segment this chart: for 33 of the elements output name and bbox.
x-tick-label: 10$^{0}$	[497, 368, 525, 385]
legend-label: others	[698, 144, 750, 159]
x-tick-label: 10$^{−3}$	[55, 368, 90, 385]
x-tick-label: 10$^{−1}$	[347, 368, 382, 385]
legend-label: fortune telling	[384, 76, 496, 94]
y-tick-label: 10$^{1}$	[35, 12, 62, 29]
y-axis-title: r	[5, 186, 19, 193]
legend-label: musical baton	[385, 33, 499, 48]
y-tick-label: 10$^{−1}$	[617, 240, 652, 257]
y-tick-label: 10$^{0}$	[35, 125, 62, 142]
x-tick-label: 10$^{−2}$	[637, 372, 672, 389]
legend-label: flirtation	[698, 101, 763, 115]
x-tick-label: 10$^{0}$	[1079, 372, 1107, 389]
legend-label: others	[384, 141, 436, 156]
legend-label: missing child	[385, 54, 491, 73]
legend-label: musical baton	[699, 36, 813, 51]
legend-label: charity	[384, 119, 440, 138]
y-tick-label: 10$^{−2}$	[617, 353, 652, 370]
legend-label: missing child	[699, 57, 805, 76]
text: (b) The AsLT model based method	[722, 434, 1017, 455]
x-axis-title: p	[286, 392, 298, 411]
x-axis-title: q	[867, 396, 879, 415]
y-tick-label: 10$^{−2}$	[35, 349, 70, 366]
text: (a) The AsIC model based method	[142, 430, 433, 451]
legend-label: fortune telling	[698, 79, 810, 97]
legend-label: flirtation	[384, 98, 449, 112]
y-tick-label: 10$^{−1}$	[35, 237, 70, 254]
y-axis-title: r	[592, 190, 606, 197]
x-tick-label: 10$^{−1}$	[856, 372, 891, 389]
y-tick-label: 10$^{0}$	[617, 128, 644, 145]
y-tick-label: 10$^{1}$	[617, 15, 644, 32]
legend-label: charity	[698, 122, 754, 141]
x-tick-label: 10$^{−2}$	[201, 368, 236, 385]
★ ★ ★
## Stated goal:
Reproduce the data above in full, substituting "lost child" for every occurrence of "missing child" and changing nothing else.

## Solved problem:
segment this chart: for 33 of the elements output name and bbox.
x-tick-label: 10$^{0}$	[497, 368, 525, 385]
legend-label: others	[698, 144, 750, 159]
x-tick-label: 10$^{−3}$	[55, 368, 90, 385]
x-tick-label: 10$^{−1}$	[347, 368, 382, 385]
legend-label: fortune telling	[384, 76, 496, 94]
y-tick-label: 10$^{1}$	[35, 12, 62, 29]
y-axis-title: r	[5, 186, 19, 193]
legend-label: musical baton	[385, 33, 499, 48]
y-tick-label: 10$^{−1}$	[617, 240, 652, 257]
y-tick-label: 10$^{0}$	[35, 125, 62, 142]
x-tick-label: 10$^{−2}$	[637, 372, 672, 389]
legend-label: flirtation	[698, 101, 763, 115]
x-tick-label: 10$^{0}$	[1079, 372, 1107, 389]
legend-label: others	[384, 141, 436, 156]
legend-label: lost child	[385, 54, 491, 73]
legend-label: musical baton	[699, 36, 813, 51]
legend-label: charity	[384, 119, 440, 138]
y-tick-label: 10$^{−2}$	[617, 353, 652, 370]
legend-label: lost child	[699, 57, 805, 76]
text: (b) The AsLT model based method	[722, 434, 1017, 455]
x-axis-title: p	[286, 392, 298, 411]
x-axis-title: q	[867, 396, 879, 415]
y-tick-label: 10$^{−2}$	[35, 349, 70, 366]
text: (a) The AsIC model based method	[142, 430, 433, 451]
legend-label: fortune telling	[698, 79, 810, 97]
legend-label: flirtation	[384, 98, 449, 112]
y-tick-label: 10$^{−1}$	[35, 237, 70, 254]
y-axis-title: r	[592, 190, 606, 197]
x-tick-label: 10$^{−1}$	[856, 372, 891, 389]
y-tick-label: 10$^{0}$	[617, 128, 644, 145]
y-tick-label: 10$^{1}$	[617, 15, 644, 32]
legend-label: charity	[698, 122, 754, 141]
x-tick-label: 10$^{−2}$	[201, 368, 236, 385]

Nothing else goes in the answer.